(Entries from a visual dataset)
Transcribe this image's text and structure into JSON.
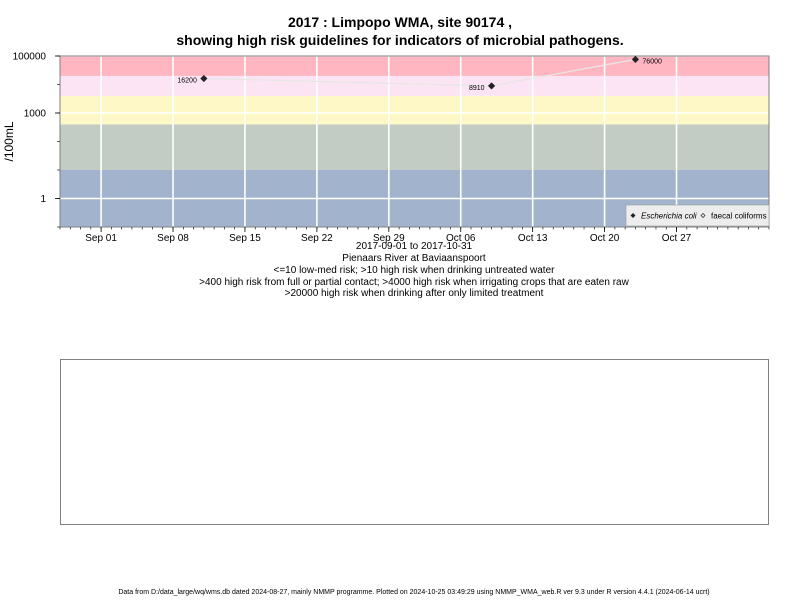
{
  "chart_data": {
    "type": "scatter",
    "title": "2017 : Limpopo WMA, site 90174 ,",
    "subtitle": "showing high risk guidelines for indicators of microbial pathogens.",
    "ylabel": "/100mL",
    "y_scale": "log",
    "ylim": [
      0.1,
      100000
    ],
    "y_ticks": [
      1,
      1000,
      100000
    ],
    "y_tick_labels": [
      "1",
      "1000",
      "100000"
    ],
    "xlim": [
      "2017-08-28",
      "2017-11-05"
    ],
    "x_ticks": [
      "2017-09-01",
      "2017-09-08",
      "2017-09-15",
      "2017-09-22",
      "2017-09-29",
      "2017-10-06",
      "2017-10-13",
      "2017-10-20",
      "2017-10-27"
    ],
    "x_tick_labels": [
      "Sep 01",
      "Sep 08",
      "Sep 15",
      "Sep 22",
      "Sep 29",
      "Oct 06",
      "Oct 13",
      "Oct 20",
      "Oct 27"
    ],
    "risk_bands": [
      {
        "from": 0.1,
        "to": 10,
        "color": "#a2b4cd"
      },
      {
        "from": 10,
        "to": 400,
        "color": "#c3ccc4"
      },
      {
        "from": 400,
        "to": 4000,
        "color": "#fdf8c6"
      },
      {
        "from": 4000,
        "to": 20000,
        "color": "#fce4f4"
      },
      {
        "from": 20000,
        "to": 100000,
        "color": "#ffb6c1"
      }
    ],
    "series": [
      {
        "name": "Escherichia coli",
        "marker": "filled-diamond",
        "points": [
          {
            "x": "2017-09-11",
            "y": 16200,
            "label": "16200"
          },
          {
            "x": "2017-10-09",
            "y": 8910,
            "label": "8910"
          },
          {
            "x": "2017-10-23",
            "y": 76000,
            "label": "76000"
          }
        ]
      },
      {
        "name": "faecal coliforms",
        "marker": "open-diamond",
        "points": []
      }
    ],
    "legend_position": "bottom-right",
    "grid": true
  },
  "captions": {
    "date_range": "2017-09-01 to 2017-10-31",
    "site": "Pienaars River at Baviaanspoort",
    "risk_line_1": "<=10 low-med risk; >10 high risk when drinking untreated water",
    "risk_line_2": ">400 high risk from full or partial contact; >4000 high risk when irrigating crops that are eaten raw",
    "risk_line_3": ">20000 high risk when drinking after only limited treatment"
  },
  "footer": "Data from D:/data_large/wq/wms.db dated 2024-08-27, mainly NMMP programme. Plotted on 2024-10-25 03:49:29 using NMMP_WMA_web.R ver 9.3 under R version 4.4.1 (2024-06-14 ucrt)"
}
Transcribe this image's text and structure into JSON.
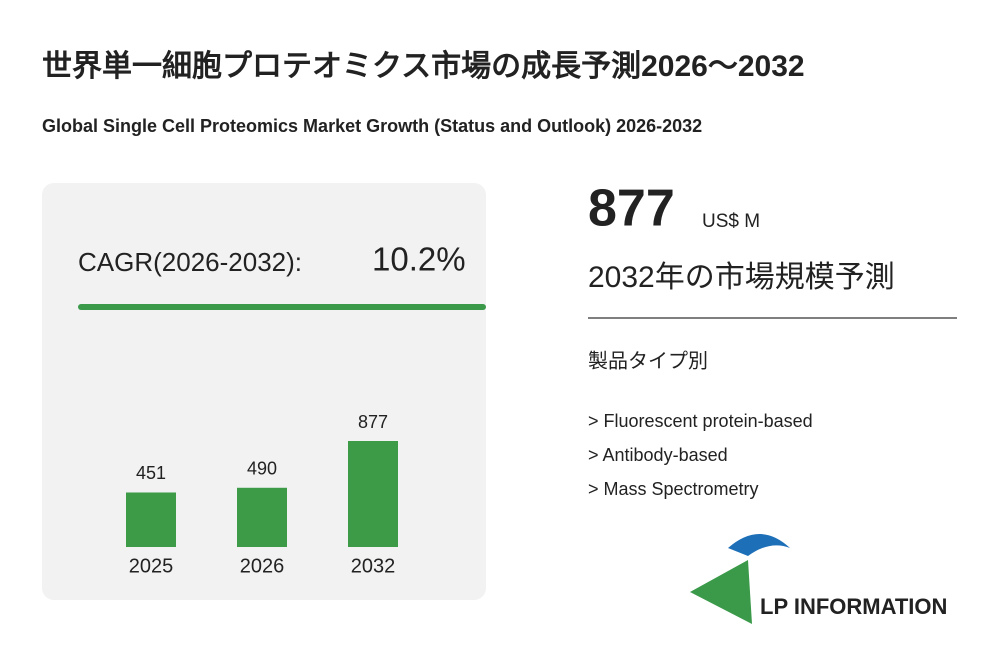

Directions |
Reproduce each line above that contains "marker".

Answer for this exercise |
        "marker": "filled-diamond",
        "marker": "open-diamond",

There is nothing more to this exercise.